Repeat the material in full. Keep every line exactly as it is.
▼
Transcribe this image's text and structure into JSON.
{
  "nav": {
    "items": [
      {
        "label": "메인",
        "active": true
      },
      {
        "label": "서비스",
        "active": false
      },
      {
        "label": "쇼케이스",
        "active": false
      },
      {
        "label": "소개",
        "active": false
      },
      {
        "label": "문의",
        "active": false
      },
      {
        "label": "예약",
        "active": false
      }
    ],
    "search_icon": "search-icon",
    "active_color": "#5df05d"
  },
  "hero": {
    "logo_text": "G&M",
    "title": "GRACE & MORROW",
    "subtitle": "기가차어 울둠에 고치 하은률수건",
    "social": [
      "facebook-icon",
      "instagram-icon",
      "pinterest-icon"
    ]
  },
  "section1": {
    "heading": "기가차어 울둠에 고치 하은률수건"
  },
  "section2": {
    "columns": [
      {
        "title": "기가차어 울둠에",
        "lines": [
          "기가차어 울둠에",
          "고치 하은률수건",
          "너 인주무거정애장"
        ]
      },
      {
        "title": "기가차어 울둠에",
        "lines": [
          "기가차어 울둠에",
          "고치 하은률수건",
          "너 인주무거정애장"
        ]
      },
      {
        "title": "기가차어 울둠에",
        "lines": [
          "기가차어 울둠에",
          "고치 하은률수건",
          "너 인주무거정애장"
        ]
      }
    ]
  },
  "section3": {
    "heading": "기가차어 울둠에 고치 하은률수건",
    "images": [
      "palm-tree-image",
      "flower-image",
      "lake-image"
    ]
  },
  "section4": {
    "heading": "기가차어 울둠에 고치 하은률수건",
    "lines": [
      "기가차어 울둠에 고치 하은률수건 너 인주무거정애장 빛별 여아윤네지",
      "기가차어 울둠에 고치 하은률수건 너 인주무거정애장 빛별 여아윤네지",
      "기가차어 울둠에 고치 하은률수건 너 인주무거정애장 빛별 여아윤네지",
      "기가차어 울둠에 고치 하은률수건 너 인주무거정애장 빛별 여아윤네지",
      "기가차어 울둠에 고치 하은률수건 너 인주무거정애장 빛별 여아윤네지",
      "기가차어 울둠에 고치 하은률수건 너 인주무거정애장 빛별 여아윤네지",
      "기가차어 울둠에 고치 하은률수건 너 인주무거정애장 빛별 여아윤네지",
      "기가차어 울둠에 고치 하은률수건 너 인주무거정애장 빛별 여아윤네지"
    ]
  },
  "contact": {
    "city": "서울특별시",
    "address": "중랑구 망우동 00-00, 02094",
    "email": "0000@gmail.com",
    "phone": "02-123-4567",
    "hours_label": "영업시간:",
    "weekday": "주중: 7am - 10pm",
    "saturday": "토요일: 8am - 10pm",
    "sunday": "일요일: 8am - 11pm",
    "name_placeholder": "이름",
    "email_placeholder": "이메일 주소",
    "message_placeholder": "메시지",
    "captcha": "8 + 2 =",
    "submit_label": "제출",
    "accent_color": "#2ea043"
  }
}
▲
> **Solution for this problem**:
Transcribe this image's text and structure into JSON.
{
  "nav": {
    "items": [
      {
        "label": "메인",
        "active": true
      },
      {
        "label": "서비스",
        "active": false
      },
      {
        "label": "쇼케이스",
        "active": false
      },
      {
        "label": "소개",
        "active": false
      },
      {
        "label": "문의",
        "active": false
      },
      {
        "label": "예약",
        "active": false
      }
    ],
    "search_icon": "search-icon",
    "active_color": "#5df05d"
  },
  "hero": {
    "logo_text": "G&M",
    "title": "GRACE & MORROW",
    "subtitle": "기가차어 울둠에 고치 하은률수건",
    "social": [
      "facebook-icon",
      "instagram-icon",
      "pinterest-icon"
    ]
  },
  "section1": {
    "heading": "기가차어 울둠에 고치 하은률수건"
  },
  "section2": {
    "columns": [
      {
        "title": "기가차어 울둠에",
        "lines": [
          "기가차어 울둠에",
          "고치 하은률수건",
          "너 인주무거정애장"
        ]
      },
      {
        "title": "기가차어 울둠에",
        "lines": [
          "기가차어 울둠에",
          "고치 하은률수건",
          "너 인주무거정애장"
        ]
      },
      {
        "title": "기가차어 울둠에",
        "lines": [
          "기가차어 울둠에",
          "고치 하은률수건",
          "너 인주무거정애장"
        ]
      }
    ]
  },
  "section3": {
    "heading": "기가차어 울둠에 고치 하은률수건",
    "images": [
      "palm-tree-image",
      "flower-image",
      "lake-image"
    ]
  },
  "section4": {
    "heading": "기가차어 울둠에 고치 하은률수건",
    "lines": [
      "기가차어 울둠에 고치 하은률수건 너 인주무거정애장 빛별 여아윤네지",
      "기가차어 울둠에 고치 하은률수건 너 인주무거정애장 빛별 여아윤네지",
      "기가차어 울둠에 고치 하은률수건 너 인주무거정애장 빛별 여아윤네지",
      "기가차어 울둠에 고치 하은률수건 너 인주무거정애장 빛별 여아윤네지",
      "기가차어 울둠에 고치 하은률수건 너 인주무거정애장 빛별 여아윤네지",
      "기가차어 울둠에 고치 하은률수건 너 인주무거정애장 빛별 여아윤네지",
      "기가차어 울둠에 고치 하은률수건 너 인주무거정애장 빛별 여아윤네지",
      "기가차어 울둠에 고치 하은률수건 너 인주무거정애장 빛별 여아윤네지"
    ]
  },
  "contact": {
    "city": "서울특별시",
    "address": "중랑구 망우동 00-00, 02094",
    "email": "0000@gmail.com",
    "phone": "02-123-4567",
    "hours_label": "영업시간:",
    "weekday": "주중: 7am - 10pm",
    "saturday": "토요일: 8am - 10pm",
    "sunday": "일요일: 8am - 11pm",
    "name_placeholder": "이름",
    "email_placeholder": "이메일 주소",
    "message_placeholder": "메시지",
    "captcha": "8 + 2 =",
    "submit_label": "제출",
    "accent_color": "#2ea043"
  }
}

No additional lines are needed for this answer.